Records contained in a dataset
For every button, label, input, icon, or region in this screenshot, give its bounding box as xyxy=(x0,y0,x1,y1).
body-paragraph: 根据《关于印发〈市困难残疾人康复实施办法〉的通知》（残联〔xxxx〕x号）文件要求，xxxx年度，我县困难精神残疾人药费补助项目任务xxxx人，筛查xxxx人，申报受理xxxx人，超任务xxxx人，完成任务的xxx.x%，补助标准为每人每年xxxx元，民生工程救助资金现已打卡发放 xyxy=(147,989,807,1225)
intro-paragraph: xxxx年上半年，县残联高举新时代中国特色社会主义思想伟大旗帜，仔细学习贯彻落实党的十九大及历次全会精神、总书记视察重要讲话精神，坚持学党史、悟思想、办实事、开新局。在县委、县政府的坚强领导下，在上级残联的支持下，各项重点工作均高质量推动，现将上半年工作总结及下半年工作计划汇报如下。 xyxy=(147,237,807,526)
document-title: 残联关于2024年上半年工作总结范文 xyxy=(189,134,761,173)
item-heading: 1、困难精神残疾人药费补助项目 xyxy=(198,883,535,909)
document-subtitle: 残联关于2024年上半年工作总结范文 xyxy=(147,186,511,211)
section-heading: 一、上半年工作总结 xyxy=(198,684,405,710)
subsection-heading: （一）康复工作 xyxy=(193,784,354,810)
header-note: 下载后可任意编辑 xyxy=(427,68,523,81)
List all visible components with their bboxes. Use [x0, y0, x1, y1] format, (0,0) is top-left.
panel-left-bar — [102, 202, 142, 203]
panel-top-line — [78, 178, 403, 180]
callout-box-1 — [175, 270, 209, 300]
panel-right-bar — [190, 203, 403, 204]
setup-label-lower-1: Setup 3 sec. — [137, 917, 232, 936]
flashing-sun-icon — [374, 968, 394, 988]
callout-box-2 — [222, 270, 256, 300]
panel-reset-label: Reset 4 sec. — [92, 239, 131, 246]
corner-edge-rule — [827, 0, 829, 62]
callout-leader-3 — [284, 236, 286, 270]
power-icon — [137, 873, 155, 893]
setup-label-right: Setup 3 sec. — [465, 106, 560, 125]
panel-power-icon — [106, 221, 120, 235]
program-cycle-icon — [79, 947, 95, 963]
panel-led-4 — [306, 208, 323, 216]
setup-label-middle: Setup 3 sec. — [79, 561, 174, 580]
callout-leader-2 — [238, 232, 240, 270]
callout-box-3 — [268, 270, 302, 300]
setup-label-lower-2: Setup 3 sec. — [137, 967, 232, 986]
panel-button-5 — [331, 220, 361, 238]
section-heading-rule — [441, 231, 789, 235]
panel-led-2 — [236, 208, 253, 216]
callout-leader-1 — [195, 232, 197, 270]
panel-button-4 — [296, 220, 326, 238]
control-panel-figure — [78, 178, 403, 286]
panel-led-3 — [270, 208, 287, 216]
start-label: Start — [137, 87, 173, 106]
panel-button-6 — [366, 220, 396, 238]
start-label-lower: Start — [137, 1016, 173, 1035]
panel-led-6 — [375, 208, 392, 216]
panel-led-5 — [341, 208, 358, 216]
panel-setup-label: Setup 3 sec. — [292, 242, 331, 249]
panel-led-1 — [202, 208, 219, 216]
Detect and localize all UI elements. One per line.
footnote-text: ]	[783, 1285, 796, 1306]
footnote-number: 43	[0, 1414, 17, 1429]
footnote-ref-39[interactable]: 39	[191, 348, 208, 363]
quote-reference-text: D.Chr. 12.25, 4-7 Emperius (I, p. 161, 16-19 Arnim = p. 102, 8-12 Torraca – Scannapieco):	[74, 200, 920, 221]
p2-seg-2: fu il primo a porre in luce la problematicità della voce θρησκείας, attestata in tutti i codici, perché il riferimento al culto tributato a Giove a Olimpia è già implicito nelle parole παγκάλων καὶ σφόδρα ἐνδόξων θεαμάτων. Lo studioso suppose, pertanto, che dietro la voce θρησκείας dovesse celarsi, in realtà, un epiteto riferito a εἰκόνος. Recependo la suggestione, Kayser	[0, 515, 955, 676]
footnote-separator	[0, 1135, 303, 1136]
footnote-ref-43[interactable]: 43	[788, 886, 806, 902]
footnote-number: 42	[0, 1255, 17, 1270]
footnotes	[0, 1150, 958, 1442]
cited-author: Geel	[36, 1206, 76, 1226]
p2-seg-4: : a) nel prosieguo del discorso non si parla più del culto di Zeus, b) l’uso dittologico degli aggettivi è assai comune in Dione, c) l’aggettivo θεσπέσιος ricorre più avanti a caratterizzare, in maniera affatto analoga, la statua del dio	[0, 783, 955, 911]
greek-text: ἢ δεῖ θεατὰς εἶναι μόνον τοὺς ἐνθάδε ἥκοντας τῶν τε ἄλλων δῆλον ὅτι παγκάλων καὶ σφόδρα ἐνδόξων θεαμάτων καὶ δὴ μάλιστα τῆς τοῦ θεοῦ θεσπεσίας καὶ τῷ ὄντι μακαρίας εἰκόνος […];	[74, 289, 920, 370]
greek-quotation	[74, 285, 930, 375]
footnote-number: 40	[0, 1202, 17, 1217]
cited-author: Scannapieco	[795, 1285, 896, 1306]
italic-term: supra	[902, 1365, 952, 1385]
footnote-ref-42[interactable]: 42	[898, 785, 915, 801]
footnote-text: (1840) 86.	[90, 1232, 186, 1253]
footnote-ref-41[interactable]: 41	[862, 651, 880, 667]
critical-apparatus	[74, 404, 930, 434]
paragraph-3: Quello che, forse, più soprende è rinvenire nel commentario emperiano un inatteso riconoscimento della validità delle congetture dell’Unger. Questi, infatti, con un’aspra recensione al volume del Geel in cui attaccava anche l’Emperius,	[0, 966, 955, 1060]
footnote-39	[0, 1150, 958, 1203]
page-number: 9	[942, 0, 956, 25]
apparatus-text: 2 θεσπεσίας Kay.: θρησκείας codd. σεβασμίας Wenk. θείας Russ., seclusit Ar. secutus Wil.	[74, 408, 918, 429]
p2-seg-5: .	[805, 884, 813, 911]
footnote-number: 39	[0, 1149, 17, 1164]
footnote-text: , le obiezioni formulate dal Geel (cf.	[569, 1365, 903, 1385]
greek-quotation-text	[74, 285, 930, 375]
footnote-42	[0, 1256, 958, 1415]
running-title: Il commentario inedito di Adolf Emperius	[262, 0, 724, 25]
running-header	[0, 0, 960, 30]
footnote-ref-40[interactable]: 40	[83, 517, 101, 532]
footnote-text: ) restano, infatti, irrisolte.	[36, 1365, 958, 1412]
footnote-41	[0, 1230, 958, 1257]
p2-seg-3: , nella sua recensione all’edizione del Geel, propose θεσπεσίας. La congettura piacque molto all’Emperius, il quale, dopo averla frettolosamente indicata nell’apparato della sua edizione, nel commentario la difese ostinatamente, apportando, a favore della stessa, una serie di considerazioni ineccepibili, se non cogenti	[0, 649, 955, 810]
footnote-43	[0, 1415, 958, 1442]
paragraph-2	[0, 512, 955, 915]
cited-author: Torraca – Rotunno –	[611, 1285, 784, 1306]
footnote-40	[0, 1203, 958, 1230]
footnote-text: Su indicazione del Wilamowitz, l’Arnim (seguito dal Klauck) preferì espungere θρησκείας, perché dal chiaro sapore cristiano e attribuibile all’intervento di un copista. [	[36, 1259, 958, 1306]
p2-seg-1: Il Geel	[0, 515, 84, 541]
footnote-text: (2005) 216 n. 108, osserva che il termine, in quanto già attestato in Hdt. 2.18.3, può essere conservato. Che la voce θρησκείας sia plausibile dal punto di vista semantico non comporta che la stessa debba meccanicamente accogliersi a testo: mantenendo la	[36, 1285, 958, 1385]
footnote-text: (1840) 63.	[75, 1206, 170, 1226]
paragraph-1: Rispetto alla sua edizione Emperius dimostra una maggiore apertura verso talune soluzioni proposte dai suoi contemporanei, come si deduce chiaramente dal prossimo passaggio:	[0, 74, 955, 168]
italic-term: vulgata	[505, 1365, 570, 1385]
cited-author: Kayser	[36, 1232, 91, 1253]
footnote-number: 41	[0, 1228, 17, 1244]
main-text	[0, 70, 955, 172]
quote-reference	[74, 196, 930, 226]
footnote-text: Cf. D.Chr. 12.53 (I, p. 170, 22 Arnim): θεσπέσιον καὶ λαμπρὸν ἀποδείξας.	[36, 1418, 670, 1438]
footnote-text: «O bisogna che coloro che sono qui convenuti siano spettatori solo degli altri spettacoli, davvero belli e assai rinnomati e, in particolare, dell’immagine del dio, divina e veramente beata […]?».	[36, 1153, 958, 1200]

▶ [REQUIREMENT]: Rewrite everything from the start of the data down to the line containing "callout-box-1 — [175, 270, 209, 300]", changing "screenshot" to "image" and leaving the rest untouched.

▶ [RIGHT ANSWER]:
For every button, label, input, icon, or region in this image, give its bounding box as xyxy=(x0,y0,x1,y1).
body-paragraph: 根据《关于印发〈市困难残疾人康复实施办法〉的通知》（残联〔xxxx〕x号）文件要求，xxxx年度，我县困难精神残疾人药费补助项目任务xxxx人，筛查xxxx人，申报受理xxxx人，超任务xxxx人，完成任务的xxx.x%，补助标准为每人每年xxxx元，民生工程救助资金现已打卡发放 xyxy=(147,989,807,1225)
intro-paragraph: xxxx年上半年，县残联高举新时代中国特色社会主义思想伟大旗帜，仔细学习贯彻落实党的十九大及历次全会精神、总书记视察重要讲话精神，坚持学党史、悟思想、办实事、开新局。在县委、县政府的坚强领导下，在上级残联的支持下，各项重点工作均高质量推动，现将上半年工作总结及下半年工作计划汇报如下。 xyxy=(147,237,807,526)
document-title: 残联关于2024年上半年工作总结范文 xyxy=(189,134,761,173)
item-heading: 1、困难精神残疾人药费补助项目 xyxy=(198,883,535,909)
document-subtitle: 残联关于2024年上半年工作总结范文 xyxy=(147,186,511,211)
section-heading: 一、上半年工作总结 xyxy=(198,684,405,710)
subsection-heading: （一）康复工作 xyxy=(193,784,354,810)
header-note: 下载后可任意编辑 xyxy=(427,68,523,81)
List all visible components with their bboxes. Use [x0, y0, x1, y1] format, (0,0) is top-left.
panel-left-bar — [102, 202, 142, 203]
panel-top-line — [78, 178, 403, 180]
callout-box-1 — [175, 270, 209, 300]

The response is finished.